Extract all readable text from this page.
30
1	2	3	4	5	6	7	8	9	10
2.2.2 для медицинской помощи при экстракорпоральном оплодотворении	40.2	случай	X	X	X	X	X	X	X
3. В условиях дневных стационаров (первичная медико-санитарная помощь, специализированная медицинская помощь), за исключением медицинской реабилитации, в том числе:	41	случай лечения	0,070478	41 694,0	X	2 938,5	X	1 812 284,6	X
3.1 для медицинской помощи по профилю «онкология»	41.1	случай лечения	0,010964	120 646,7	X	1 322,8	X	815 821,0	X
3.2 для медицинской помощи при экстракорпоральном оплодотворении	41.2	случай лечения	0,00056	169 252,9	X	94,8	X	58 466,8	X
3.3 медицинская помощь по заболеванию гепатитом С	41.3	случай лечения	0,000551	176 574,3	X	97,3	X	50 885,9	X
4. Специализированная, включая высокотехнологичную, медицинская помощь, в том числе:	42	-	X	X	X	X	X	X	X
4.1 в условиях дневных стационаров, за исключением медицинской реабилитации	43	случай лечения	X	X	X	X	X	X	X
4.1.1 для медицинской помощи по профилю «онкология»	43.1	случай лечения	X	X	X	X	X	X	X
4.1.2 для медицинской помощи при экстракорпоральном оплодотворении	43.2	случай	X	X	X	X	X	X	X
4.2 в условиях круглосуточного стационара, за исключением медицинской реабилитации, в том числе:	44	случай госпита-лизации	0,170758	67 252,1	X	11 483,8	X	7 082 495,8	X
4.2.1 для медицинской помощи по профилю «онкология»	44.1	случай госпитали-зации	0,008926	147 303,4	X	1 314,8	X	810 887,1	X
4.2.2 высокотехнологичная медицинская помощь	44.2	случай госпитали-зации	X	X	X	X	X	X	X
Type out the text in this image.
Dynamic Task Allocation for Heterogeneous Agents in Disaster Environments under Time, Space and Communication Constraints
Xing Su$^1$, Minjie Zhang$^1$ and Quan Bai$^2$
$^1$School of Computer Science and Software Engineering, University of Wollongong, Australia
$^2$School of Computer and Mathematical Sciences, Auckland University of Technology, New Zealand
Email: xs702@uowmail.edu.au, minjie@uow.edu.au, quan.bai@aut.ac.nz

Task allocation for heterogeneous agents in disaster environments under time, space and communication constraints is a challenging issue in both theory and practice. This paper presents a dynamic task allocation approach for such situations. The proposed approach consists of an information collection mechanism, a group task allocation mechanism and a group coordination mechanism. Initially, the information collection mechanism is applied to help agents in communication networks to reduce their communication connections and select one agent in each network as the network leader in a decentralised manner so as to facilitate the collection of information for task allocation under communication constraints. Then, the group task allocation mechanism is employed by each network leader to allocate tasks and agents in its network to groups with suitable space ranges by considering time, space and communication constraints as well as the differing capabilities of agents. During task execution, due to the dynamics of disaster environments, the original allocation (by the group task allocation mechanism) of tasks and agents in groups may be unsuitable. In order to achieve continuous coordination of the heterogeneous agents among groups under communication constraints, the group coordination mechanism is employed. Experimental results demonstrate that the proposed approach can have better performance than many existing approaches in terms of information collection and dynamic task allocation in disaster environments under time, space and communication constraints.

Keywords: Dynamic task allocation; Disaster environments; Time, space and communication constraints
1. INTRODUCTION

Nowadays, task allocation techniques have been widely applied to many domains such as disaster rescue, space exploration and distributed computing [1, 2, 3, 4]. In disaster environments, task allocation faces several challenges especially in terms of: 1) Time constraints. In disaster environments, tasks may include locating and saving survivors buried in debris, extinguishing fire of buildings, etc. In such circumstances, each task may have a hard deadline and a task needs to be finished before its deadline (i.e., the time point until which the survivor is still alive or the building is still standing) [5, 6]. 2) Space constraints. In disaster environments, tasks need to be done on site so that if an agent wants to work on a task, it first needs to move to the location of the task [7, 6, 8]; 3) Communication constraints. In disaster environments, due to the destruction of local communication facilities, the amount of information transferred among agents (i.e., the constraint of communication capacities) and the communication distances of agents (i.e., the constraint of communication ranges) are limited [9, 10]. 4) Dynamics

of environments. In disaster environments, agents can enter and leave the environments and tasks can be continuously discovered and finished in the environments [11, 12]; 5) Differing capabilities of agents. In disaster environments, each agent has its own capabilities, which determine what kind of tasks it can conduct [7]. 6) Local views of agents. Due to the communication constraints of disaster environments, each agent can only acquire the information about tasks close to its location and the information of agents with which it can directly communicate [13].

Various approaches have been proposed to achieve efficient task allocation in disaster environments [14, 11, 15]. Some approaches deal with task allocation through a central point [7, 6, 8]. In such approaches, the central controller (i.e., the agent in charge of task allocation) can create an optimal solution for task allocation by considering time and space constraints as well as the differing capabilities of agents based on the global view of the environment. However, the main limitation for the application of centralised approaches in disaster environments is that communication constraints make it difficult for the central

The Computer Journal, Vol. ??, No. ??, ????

Exercise instructions: Extract each entry in full and write it down exactly.

Result:
Extract all readable text from this page.
30
1	2	3	4	5	6	7	8	9	10
2.2.2 для медицинской помощи при экстракорпоральном оплодотворении	40.2	случай	X	X	X	X	X	X	X
3. В условиях дневных стационаров (первичная медико-санитарная помощь, специализированная медицинская помощь), за исключением медицинской реабилитации, в том числе:	41	случай лечения	0,070478	41 694,0	X	2 938,5	X	1 812 284,6	X
3.1 для медицинской помощи по профилю «онкология»	41.1	случай лечения	0,010964	120 646,7	X	1 322,8	X	815 821,0	X
3.2 для медицинской помощи при экстракорпоральном оплодотворении	41.2	случай лечения	0,00056	169 252,9	X	94,8	X	58 466,8	X
3.3 медицинская помощь по заболеванию гепатитом С	41.3	случай лечения	0,000551	176 574,3	X	97,3	X	50 885,9	X
4. Специализированная, включая высокотехнологичную, медицинская помощь, в том числе:	42	-	X	X	X	X	X	X	X
4.1 в условиях дневных стационаров, за исключением медицинской реабилитации	43	случай лечения	X	X	X	X	X	X	X
4.1.1 для медицинской помощи по профилю «онкология»	43.1	случай лечения	X	X	X	X	X	X	X
4.1.2 для медицинской помощи при экстракорпоральном оплодотворении	43.2	случай	X	X	X	X	X	X	X
4.2 в условиях круглосуточного стационара, за исключением медицинской реабилитации, в том числе:	44	случай госпита-лизации	0,170758	67 252,1	X	11 483,8	X	7 082 495,8	X
4.2.1 для медицинской помощи по профилю «онкология»	44.1	случай госпитали-зации	0,008926	147 303,4	X	1 314,8	X	810 887,1	X
4.2.2 высокотехнологичная медицинская помощь	44.2	случай госпитали-зации	X	X	X	X	X	X	X
Type out the text in this image.
Dynamic Task Allocation for Heterogeneous Agents in Disaster Environments under Time, Space and Communication Constraints
Xing Su$^1$, Minjie Zhang$^1$ and Quan Bai$^2$
$^1$School of Computer Science and Software Engineering, University of Wollongong, Australia
$^2$School of Computer and Mathematical Sciences, Auckland University of Technology, New Zealand
Email: xs702@uowmail.edu.au, minjie@uow.edu.au, quan.bai@aut.ac.nz

Task allocation for heterogeneous agents in disaster environments under time, space and communication constraints is a challenging issue in both theory and practice. This paper presents a dynamic task allocation approach for such situations. The proposed approach consists of an information collection mechanism, a group task allocation mechanism and a group coordination mechanism. Initially, the information collection mechanism is applied to help agents in communication networks to reduce their communication connections and select one agent in each network as the network leader in a decentralised manner so as to facilitate the collection of information for task allocation under communication constraints. Then, the group task allocation mechanism is employed by each network leader to allocate tasks and agents in its network to groups with suitable space ranges by considering time, space and communication constraints as well as the differing capabilities of agents. During task execution, due to the dynamics of disaster environments, the original allocation (by the group task allocation mechanism) of tasks and agents in groups may be unsuitable. In order to achieve continuous coordination of the heterogeneous agents among groups under communication constraints, the group coordination mechanism is employed. Experimental results demonstrate that the proposed approach can have better performance than many existing approaches in terms of information collection and dynamic task allocation in disaster environments under time, space and communication constraints.

Keywords: Dynamic task allocation; Disaster environments; Time, space and communication constraints
1. INTRODUCTION

Nowadays, task allocation techniques have been widely applied to many domains such as disaster rescue, space exploration and distributed computing [1, 2, 3, 4]. In disaster environments, task allocation faces several challenges especially in terms of: 1) Time constraints. In disaster environments, tasks may include locating and saving survivors buried in debris, extinguishing fire of buildings, etc. In such circumstances, each task may have a hard deadline and a task needs to be finished before its deadline (i.e., the time point until which the survivor is still alive or the building is still standing) [5, 6]. 2) Space constraints. In disaster environments, tasks need to be done on site so that if an agent wants to work on a task, it first needs to move to the location of the task [7, 6, 8]; 3) Communication constraints. In disaster environments, due to the destruction of local communication facilities, the amount of information transferred among agents (i.e., the constraint of communication capacities) and the communication distances of agents (i.e., the constraint of communication ranges) are limited [9, 10]. 4) Dynamics

of environments. In disaster environments, agents can enter and leave the environments and tasks can be continuously discovered and finished in the environments [11, 12]; 5) Differing capabilities of agents. In disaster environments, each agent has its own capabilities, which determine what kind of tasks it can conduct [7]. 6) Local views of agents. Due to the communication constraints of disaster environments, each agent can only acquire the information about tasks close to its location and the information of agents with which it can directly communicate [13].

Various approaches have been proposed to achieve efficient task allocation in disaster environments [14, 11, 15]. Some approaches deal with task allocation through a central point [7, 6, 8]. In such approaches, the central controller (i.e., the agent in charge of task allocation) can create an optimal solution for task allocation by considering time and space constraints as well as the differing capabilities of agents based on the global view of the environment. However, the main limitation for the application of centralised approaches in disaster environments is that communication constraints make it difficult for the central

The Computer Journal, Vol. ??, No. ??, ????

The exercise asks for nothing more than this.